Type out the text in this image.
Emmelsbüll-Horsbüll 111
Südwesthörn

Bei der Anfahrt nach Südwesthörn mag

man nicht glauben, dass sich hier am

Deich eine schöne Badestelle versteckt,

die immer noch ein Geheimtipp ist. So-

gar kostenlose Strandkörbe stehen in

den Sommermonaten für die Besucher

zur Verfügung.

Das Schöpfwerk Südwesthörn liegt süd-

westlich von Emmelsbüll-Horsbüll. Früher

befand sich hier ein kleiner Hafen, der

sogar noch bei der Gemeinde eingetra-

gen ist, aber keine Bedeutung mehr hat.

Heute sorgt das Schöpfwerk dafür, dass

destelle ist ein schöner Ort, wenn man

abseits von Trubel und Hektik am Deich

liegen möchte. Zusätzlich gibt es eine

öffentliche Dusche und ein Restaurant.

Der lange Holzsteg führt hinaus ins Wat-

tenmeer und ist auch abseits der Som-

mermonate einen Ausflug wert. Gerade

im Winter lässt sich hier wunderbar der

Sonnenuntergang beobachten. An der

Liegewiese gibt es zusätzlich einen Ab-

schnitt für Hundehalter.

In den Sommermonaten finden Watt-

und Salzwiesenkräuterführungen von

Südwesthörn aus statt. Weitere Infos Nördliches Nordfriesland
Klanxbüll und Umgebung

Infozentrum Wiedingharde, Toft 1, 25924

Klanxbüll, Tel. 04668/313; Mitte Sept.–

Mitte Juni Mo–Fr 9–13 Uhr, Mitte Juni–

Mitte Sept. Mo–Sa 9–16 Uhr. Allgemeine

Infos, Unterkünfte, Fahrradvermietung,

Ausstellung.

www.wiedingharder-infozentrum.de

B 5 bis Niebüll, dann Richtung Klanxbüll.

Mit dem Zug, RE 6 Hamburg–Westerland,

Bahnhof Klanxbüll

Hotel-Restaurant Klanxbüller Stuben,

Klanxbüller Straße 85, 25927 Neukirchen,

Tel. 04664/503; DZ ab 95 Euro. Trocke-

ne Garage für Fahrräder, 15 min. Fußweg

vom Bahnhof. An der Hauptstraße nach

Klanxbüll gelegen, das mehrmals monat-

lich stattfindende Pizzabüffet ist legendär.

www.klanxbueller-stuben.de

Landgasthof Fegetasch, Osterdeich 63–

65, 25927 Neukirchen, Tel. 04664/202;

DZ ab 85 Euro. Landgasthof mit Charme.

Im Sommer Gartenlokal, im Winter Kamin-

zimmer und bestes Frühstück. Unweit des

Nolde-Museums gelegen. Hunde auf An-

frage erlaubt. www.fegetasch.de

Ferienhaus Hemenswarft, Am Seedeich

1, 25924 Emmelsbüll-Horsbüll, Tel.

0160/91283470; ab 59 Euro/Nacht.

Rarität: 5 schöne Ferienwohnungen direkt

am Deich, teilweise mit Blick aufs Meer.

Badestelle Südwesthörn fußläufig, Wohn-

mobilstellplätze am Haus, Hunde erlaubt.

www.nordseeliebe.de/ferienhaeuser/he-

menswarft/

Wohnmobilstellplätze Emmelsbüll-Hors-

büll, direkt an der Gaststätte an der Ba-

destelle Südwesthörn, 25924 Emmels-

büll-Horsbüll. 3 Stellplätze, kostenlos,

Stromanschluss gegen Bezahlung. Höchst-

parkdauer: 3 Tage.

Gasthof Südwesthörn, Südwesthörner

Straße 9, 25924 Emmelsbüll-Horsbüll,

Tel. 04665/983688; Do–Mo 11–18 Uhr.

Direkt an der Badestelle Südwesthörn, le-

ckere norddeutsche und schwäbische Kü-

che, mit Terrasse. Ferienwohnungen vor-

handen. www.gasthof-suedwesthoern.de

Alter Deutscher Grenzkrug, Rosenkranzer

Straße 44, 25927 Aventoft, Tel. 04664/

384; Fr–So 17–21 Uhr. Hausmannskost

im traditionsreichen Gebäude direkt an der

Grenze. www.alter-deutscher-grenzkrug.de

* [Problem requirements]
Identify every line where the string "Klanxbüller" appears.

* [Result below]
Hotel-Restaurant Klanxbüller Stuben,
Klanxbüller Straße 85, 25927 Neukirchen,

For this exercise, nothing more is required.